▶ [Set task]:
Copy out the line that contains "Transcribe this image's", the line that contains "Parse this screenshot: output", and every line between them, exactly, and nothing else.

begin Task data

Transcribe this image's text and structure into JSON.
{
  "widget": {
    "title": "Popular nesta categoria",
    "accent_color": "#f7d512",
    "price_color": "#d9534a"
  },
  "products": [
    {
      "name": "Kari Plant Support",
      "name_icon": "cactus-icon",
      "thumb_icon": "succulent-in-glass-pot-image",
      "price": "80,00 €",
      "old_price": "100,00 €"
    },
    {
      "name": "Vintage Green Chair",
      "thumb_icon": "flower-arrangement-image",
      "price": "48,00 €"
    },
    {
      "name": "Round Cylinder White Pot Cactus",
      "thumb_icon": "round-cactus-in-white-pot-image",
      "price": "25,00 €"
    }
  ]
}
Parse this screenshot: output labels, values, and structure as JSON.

end Task data
begin Task data

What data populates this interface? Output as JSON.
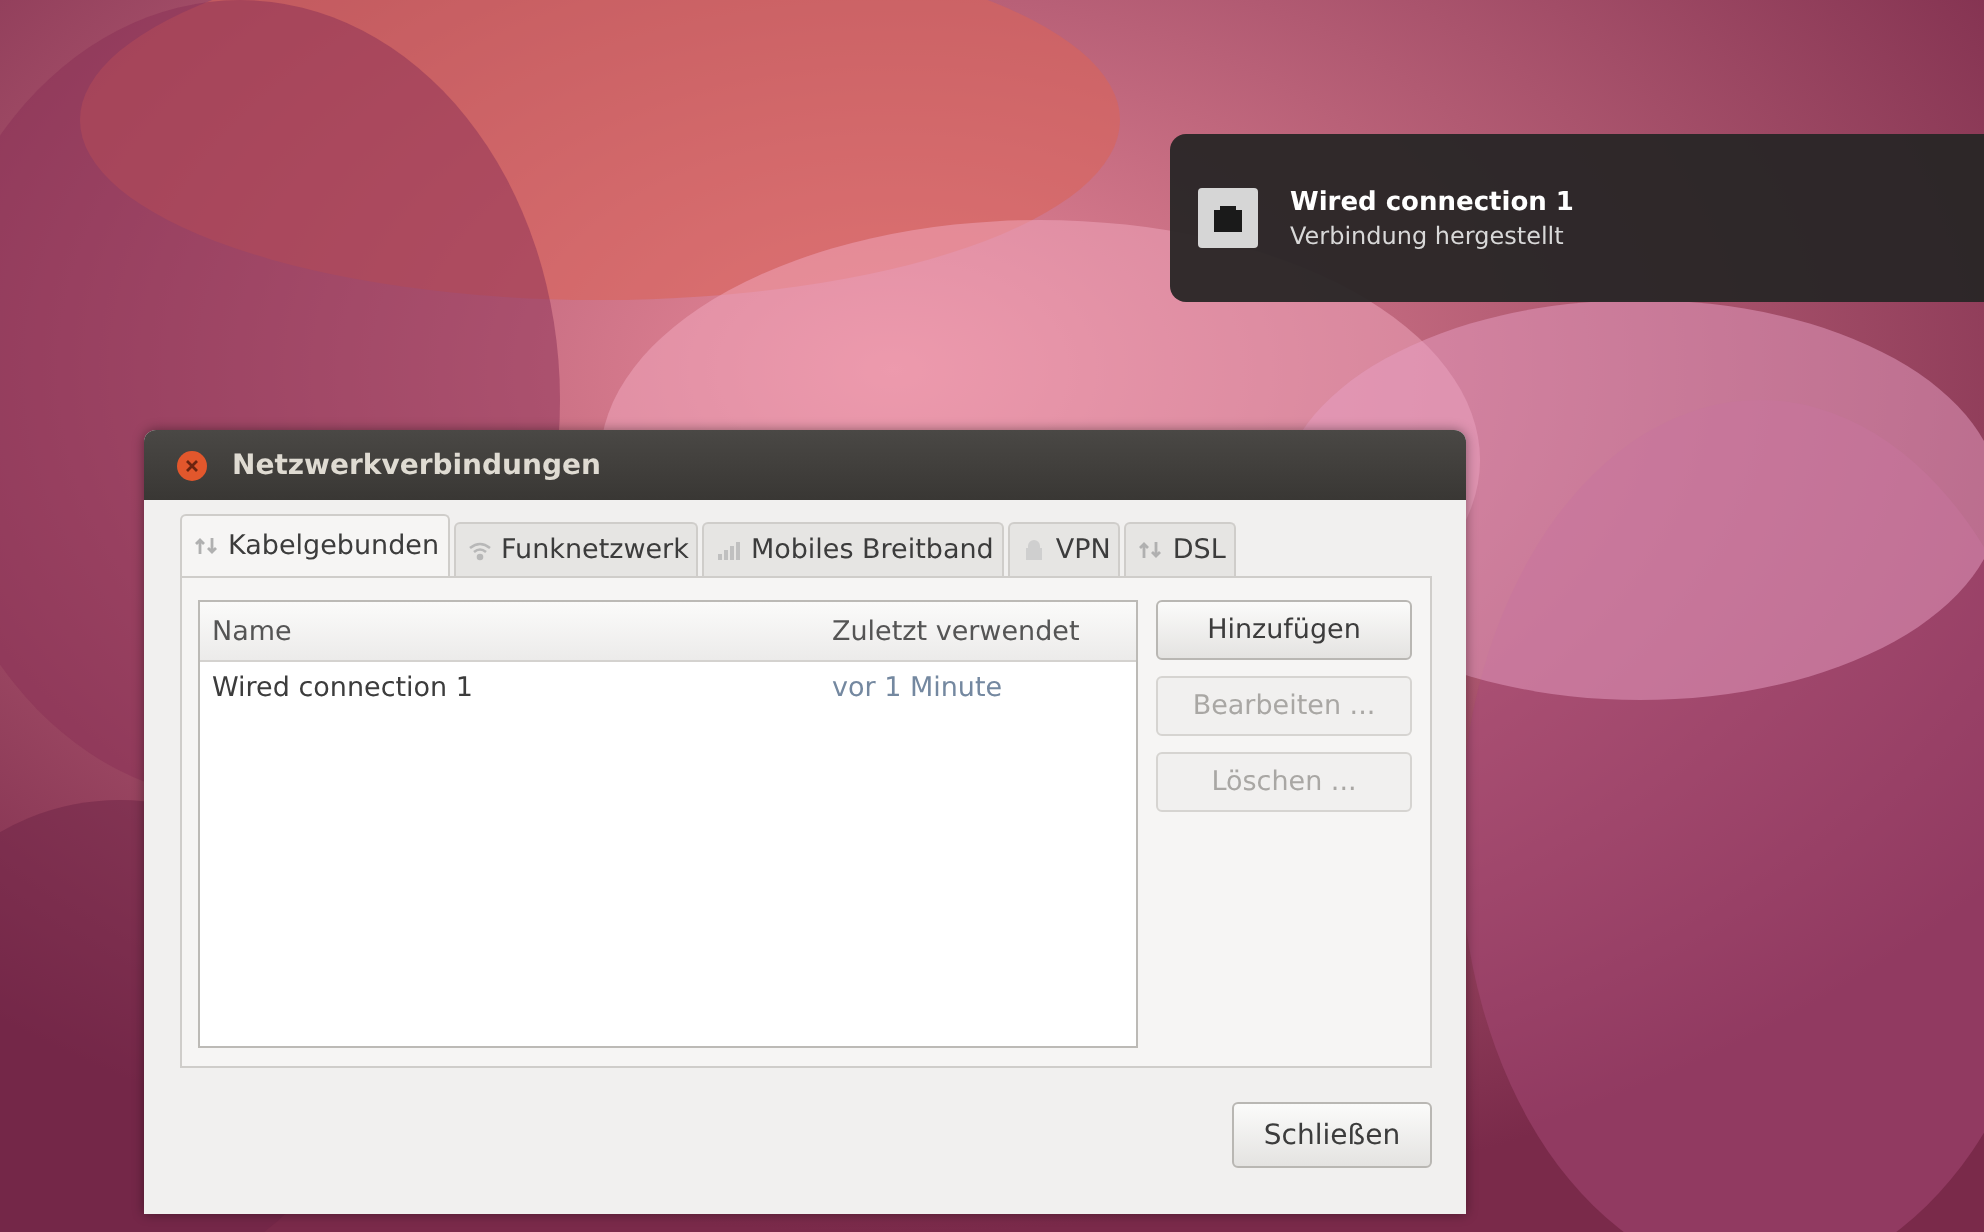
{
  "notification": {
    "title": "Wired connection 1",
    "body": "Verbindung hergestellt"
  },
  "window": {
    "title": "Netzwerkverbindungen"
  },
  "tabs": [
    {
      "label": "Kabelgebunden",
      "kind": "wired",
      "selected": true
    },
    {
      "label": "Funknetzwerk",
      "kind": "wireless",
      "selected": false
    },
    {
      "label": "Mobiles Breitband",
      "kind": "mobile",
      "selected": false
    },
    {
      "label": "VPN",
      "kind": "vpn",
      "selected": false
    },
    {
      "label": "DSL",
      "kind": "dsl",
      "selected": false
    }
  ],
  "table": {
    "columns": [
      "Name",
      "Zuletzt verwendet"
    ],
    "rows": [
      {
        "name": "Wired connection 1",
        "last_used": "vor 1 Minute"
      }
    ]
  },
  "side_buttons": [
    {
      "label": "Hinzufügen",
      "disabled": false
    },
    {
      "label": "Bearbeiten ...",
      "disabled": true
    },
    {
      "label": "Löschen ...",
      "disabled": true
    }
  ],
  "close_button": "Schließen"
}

end Task data

▶ [Written answer]:
Transcribe this image's text and structure into JSON.
{
  "widget": {
    "title": "Popular nesta categoria",
    "accent_color": "#f7d512",
    "price_color": "#d9534a"
  },
  "products": [
    {
      "name": "Kari Plant Support",
      "name_icon": "cactus-icon",
      "thumb_icon": "succulent-in-glass-pot-image",
      "price": "80,00 €",
      "old_price": "100,00 €"
    },
    {
      "name": "Vintage Green Chair",
      "thumb_icon": "flower-arrangement-image",
      "price": "48,00 €"
    },
    {
      "name": "Round Cylinder White Pot Cactus",
      "thumb_icon": "round-cactus-in-white-pot-image",
      "price": "25,00 €"
    }
  ]
}
Parse this screenshot: output labels, values, and structure as JSON.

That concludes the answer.